◆ Challenge: Find the lines below that contain the word "work" and count them. Only the number should be given.

□ □ □ □

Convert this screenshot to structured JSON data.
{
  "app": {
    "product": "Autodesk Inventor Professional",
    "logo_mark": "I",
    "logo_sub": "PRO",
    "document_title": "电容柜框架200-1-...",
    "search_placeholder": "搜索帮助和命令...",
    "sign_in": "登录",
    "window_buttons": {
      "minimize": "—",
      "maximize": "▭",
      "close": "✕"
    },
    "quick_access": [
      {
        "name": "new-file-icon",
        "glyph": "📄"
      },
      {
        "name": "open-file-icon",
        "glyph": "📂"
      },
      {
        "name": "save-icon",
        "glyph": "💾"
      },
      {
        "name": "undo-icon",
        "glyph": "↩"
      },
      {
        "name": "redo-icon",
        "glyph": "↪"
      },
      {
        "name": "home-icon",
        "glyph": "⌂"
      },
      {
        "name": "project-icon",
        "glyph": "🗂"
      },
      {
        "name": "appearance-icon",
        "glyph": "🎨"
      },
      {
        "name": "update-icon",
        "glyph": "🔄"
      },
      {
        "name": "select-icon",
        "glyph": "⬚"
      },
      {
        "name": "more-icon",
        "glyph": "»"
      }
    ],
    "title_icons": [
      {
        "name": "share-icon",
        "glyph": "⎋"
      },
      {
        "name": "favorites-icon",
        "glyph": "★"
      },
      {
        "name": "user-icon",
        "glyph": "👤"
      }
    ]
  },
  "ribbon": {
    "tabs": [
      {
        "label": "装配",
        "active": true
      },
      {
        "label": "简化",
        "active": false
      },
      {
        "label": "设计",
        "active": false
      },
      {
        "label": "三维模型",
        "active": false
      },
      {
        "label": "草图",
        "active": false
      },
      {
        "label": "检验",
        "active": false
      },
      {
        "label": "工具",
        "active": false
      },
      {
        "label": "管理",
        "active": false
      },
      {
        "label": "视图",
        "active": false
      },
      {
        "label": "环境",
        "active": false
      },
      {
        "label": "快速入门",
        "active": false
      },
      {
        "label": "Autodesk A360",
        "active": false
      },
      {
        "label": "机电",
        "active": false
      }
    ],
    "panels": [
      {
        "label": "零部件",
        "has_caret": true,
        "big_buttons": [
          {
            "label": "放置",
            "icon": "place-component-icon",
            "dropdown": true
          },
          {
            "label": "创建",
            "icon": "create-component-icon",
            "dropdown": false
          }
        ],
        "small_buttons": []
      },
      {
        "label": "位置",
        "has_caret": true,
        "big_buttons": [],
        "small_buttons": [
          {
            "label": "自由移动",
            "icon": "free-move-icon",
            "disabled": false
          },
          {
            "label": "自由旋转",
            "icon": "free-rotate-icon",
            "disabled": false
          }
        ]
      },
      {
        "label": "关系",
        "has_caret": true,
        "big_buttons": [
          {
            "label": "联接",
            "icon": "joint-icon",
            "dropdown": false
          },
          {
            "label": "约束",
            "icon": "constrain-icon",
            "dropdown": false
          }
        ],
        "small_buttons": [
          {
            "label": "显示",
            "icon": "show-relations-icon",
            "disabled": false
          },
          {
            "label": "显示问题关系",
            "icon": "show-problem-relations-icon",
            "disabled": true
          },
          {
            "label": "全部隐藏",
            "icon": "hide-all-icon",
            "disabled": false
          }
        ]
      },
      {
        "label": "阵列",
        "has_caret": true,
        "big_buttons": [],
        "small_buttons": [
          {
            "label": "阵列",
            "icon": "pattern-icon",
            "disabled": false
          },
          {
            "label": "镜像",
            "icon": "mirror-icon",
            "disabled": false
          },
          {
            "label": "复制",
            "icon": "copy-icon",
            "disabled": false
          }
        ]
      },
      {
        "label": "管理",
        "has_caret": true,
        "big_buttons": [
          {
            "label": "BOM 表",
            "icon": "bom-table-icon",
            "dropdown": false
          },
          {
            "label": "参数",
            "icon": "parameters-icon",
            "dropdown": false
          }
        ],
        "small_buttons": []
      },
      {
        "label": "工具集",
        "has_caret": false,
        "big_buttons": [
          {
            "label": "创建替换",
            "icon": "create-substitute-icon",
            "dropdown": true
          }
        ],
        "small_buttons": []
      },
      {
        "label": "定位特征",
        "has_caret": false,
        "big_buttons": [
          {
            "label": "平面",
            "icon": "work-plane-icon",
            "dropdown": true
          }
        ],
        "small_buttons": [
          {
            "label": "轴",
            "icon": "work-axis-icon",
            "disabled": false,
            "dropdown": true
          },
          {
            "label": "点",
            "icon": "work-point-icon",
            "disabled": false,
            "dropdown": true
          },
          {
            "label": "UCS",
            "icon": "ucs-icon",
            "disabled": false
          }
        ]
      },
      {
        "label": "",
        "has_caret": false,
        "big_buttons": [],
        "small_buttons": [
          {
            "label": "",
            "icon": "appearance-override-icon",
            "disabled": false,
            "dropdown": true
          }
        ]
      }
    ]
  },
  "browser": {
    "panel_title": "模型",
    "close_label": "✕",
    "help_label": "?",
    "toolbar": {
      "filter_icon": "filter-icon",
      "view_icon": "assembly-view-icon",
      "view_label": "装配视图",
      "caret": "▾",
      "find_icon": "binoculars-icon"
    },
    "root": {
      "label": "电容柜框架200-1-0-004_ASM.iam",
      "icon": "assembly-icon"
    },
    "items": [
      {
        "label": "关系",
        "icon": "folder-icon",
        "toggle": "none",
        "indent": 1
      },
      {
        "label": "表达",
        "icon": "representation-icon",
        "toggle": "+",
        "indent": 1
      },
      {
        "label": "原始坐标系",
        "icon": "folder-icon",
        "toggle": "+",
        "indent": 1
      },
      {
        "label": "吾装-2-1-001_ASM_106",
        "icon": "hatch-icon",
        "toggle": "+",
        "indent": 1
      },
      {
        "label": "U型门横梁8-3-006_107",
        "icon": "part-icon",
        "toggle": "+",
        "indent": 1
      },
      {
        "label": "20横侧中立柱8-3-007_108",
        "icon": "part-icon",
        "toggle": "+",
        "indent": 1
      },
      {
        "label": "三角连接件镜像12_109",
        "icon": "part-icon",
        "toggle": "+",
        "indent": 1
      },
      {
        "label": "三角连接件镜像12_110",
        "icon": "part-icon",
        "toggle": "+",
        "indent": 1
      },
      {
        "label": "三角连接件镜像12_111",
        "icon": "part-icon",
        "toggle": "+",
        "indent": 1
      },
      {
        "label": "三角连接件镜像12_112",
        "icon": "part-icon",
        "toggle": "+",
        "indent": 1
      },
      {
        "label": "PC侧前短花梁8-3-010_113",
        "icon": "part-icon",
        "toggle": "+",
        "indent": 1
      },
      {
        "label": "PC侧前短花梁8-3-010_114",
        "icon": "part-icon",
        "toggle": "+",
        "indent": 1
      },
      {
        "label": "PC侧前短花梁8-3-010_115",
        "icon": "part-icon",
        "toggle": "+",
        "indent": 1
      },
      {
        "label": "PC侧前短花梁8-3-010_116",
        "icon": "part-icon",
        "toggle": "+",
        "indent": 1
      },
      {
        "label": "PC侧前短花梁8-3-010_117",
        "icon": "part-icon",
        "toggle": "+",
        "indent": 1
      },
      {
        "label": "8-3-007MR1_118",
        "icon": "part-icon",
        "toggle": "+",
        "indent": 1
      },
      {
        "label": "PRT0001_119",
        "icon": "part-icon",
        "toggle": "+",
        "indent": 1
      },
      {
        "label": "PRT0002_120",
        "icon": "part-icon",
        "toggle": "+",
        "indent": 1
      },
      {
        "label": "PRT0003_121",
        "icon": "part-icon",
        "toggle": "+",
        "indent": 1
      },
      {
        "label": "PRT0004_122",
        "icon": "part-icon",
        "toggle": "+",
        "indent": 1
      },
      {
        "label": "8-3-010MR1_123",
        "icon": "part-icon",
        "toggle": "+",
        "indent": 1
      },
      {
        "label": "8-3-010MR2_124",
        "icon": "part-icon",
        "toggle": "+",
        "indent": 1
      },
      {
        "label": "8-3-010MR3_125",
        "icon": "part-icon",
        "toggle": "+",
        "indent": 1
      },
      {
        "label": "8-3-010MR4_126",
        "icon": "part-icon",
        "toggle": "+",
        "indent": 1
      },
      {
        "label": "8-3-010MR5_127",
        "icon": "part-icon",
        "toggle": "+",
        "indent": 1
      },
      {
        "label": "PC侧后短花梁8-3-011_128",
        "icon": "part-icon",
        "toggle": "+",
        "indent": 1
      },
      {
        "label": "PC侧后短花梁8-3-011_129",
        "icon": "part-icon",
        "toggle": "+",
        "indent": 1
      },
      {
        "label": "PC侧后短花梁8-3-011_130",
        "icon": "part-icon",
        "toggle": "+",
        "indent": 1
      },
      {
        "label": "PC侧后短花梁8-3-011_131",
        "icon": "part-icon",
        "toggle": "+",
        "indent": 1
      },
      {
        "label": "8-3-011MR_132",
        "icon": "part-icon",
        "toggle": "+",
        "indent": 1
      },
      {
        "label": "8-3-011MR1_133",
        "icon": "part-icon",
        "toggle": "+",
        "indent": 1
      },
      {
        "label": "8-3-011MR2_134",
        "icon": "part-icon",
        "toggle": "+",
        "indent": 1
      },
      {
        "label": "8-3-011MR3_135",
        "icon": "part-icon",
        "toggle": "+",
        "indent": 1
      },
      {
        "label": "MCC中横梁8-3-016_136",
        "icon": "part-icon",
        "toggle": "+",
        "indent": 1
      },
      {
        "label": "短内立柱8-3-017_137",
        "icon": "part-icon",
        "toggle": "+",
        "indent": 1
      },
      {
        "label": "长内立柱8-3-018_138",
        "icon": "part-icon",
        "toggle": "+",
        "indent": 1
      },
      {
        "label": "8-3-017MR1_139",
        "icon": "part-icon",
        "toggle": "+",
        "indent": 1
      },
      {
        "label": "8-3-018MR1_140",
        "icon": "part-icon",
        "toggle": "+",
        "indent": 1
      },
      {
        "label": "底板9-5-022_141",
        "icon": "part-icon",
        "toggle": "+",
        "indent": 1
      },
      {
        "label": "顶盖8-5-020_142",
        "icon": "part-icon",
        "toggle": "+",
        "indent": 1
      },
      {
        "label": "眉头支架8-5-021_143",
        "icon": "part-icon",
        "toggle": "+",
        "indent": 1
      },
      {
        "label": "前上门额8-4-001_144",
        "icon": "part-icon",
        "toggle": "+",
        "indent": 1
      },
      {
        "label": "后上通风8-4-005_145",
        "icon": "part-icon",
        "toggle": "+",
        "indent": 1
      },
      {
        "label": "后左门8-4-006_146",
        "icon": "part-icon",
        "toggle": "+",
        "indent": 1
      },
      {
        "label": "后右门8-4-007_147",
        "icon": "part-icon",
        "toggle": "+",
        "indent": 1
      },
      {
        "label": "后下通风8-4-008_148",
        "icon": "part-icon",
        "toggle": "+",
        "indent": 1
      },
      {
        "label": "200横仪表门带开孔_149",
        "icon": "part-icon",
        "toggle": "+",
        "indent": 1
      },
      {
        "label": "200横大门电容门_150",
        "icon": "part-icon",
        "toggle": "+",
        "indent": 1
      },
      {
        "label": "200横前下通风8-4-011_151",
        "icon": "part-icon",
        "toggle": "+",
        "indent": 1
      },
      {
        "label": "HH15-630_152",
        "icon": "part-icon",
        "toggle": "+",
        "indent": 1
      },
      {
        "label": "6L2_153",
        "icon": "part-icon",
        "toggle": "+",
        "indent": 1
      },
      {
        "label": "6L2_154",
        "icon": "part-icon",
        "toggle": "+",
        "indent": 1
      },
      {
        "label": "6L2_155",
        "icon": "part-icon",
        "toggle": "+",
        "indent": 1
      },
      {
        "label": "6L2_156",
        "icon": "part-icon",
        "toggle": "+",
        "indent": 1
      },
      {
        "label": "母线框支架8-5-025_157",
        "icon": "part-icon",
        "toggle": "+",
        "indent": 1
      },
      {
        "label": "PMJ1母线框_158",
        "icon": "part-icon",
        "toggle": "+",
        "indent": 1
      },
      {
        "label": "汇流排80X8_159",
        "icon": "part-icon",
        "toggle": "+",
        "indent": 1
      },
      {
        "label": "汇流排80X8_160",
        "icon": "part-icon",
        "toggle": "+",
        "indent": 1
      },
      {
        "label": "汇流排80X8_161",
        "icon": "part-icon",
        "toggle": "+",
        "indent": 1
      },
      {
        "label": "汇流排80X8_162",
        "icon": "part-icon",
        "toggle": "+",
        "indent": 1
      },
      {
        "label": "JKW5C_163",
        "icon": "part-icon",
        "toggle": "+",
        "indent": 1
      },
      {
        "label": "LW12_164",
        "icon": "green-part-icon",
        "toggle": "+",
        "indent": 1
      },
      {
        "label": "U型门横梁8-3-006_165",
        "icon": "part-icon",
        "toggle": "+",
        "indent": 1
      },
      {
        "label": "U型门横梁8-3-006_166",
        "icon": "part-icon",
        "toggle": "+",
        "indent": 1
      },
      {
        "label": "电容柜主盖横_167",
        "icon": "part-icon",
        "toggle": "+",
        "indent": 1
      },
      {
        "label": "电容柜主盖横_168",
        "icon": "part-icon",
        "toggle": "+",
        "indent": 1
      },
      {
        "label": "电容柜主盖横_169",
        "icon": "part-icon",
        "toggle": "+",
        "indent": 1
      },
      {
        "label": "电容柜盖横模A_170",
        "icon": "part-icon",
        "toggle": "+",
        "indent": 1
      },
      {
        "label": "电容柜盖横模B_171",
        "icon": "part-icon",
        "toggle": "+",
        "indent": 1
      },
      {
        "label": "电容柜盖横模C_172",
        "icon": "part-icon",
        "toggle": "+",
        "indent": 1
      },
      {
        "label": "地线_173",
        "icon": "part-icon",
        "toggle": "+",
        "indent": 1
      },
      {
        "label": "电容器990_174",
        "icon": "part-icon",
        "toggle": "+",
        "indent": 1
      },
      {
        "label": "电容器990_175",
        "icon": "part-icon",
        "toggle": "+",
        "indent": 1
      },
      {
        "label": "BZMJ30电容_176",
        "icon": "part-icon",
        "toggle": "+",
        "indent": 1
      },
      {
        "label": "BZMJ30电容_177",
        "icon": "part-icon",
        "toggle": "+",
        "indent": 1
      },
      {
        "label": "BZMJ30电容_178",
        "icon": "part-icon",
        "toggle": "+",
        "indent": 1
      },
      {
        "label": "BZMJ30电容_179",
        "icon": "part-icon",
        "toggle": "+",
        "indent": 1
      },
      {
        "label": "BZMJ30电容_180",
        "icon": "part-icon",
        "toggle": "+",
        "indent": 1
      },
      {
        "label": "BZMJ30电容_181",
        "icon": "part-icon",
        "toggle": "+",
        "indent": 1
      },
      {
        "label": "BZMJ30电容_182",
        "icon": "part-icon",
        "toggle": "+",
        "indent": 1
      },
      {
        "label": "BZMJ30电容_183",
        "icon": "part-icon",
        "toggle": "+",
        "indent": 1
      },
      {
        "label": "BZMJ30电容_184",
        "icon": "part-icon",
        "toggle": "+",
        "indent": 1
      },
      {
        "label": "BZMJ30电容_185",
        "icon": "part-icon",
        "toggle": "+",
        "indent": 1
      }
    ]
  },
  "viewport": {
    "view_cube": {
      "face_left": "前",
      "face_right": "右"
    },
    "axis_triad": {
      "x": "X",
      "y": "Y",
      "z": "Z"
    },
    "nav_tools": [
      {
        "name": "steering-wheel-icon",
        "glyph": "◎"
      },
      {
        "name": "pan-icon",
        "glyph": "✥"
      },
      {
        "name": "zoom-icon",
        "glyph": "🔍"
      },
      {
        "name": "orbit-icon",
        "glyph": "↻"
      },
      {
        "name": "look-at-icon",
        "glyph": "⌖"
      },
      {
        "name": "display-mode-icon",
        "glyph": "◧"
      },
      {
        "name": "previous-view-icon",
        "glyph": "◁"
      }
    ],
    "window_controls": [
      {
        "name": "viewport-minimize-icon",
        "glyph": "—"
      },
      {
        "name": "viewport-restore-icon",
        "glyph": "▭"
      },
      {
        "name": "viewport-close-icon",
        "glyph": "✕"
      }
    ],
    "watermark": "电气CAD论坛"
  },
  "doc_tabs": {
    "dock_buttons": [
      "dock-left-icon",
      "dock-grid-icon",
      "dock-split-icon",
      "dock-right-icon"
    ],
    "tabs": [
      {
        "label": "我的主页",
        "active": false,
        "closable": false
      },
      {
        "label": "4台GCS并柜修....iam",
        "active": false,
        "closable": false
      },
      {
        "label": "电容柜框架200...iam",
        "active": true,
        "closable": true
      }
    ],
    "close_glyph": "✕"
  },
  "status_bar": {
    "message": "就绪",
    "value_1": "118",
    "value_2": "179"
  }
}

□ □ □ □

◆ Expected answer: 3